● Description of the task
Write the data out again, exactly as given.

● Exercise material
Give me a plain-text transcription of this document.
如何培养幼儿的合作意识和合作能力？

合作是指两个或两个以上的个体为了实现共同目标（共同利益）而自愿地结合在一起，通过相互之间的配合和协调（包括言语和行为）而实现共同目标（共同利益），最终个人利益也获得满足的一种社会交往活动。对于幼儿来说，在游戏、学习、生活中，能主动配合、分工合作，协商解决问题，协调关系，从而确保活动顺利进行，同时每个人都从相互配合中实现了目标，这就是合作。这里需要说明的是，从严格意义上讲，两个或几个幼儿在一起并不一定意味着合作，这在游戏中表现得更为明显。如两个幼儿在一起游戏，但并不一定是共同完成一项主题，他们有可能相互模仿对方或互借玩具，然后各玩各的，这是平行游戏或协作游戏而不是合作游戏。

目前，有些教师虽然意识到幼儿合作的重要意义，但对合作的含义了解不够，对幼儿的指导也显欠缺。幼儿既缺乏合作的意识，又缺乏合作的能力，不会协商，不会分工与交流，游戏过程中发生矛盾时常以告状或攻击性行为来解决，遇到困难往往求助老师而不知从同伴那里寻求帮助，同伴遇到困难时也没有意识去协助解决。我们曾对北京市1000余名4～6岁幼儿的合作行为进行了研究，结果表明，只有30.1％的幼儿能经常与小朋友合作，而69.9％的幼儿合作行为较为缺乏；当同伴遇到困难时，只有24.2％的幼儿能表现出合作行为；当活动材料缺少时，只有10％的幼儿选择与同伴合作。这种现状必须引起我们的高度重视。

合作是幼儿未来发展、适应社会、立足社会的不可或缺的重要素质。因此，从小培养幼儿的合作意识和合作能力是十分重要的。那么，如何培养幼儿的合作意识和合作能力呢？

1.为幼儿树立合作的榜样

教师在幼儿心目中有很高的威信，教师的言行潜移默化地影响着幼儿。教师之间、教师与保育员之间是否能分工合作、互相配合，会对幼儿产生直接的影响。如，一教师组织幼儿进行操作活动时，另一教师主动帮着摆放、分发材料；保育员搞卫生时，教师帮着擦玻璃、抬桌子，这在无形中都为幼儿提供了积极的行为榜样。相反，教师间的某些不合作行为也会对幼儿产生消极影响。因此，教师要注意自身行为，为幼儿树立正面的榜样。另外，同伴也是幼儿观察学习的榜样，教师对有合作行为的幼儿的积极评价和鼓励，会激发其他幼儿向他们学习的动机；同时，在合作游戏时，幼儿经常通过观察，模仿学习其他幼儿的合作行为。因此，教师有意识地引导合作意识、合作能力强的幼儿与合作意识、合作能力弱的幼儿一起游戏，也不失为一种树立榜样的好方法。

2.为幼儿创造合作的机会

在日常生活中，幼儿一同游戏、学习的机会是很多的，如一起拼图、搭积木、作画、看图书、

● Worked answer
Give me a plain-text transcription of this document.
如何培养幼儿的合作意识和合作能力？

合作是指两个或两个以上的个体为了实现共同目标（共同利益）而自愿地结合在一起，通过相互之间的配合和协调（包括言语和行为）而实现共同目标（共同利益），最终个人利益也获得满足的一种社会交往活动。对于幼儿来说，在游戏、学习、生活中，能主动配合、分工合作，协商解决问题，协调关系，从而确保活动顺利进行，同时每个人都从相互配合中实现了目标，这就是合作。这里需要说明的是，从严格意义上讲，两个或几个幼儿在一起并不一定意味着合作，这在游戏中表现得更为明显。如两个幼儿在一起游戏，但并不一定是共同完成一项主题，他们有可能相互模仿对方或互借玩具，然后各玩各的，这是平行游戏或协作游戏而不是合作游戏。

目前，有些教师虽然意识到幼儿合作的重要意义，但对合作的含义了解不够，对幼儿的指导也显欠缺。幼儿既缺乏合作的意识，又缺乏合作的能力，不会协商，不会分工与交流，游戏过程中发生矛盾时常以告状或攻击性行为来解决，遇到困难往往求助老师而不知从同伴那里寻求帮助，同伴遇到困难时也没有意识去协助解决。我们曾对北京市1000余名4～6岁幼儿的合作行为进行了研究，结果表明，只有30.1％的幼儿能经常与小朋友合作，而69.9％的幼儿合作行为较为缺乏；当同伴遇到困难时，只有24.2％的幼儿能表现出合作行为；当活动材料缺少时，只有10％的幼儿选择与同伴合作。这种现状必须引起我们的高度重视。

合作是幼儿未来发展、适应社会、立足社会的不可或缺的重要素质。因此，从小培养幼儿的合作意识和合作能力是十分重要的。那么，如何培养幼儿的合作意识和合作能力呢？

1.为幼儿树立合作的榜样

教师在幼儿心目中有很高的威信，教师的言行潜移默化地影响着幼儿。教师之间、教师与保育员之间是否能分工合作、互相配合，会对幼儿产生直接的影响。如，一教师组织幼儿进行操作活动时，另一教师主动帮着摆放、分发材料；保育员搞卫生时，教师帮着擦玻璃、抬桌子，这在无形中都为幼儿提供了积极的行为榜样。相反，教师间的某些不合作行为也会对幼儿产生消极影响。因此，教师要注意自身行为，为幼儿树立正面的榜样。另外，同伴也是幼儿观察学习的榜样，教师对有合作行为的幼儿的积极评价和鼓励，会激发其他幼儿向他们学习的动机；同时，在合作游戏时，幼儿经常通过观察，模仿学习其他幼儿的合作行为。因此，教师有意识地引导合作意识、合作能力强的幼儿与合作意识、合作能力弱的幼儿一起游戏，也不失为一种树立榜样的好方法。

2.为幼儿创造合作的机会

在日常生活中，幼儿一同游戏、学习的机会是很多的，如一起拼图、搭积木、作画、看图书、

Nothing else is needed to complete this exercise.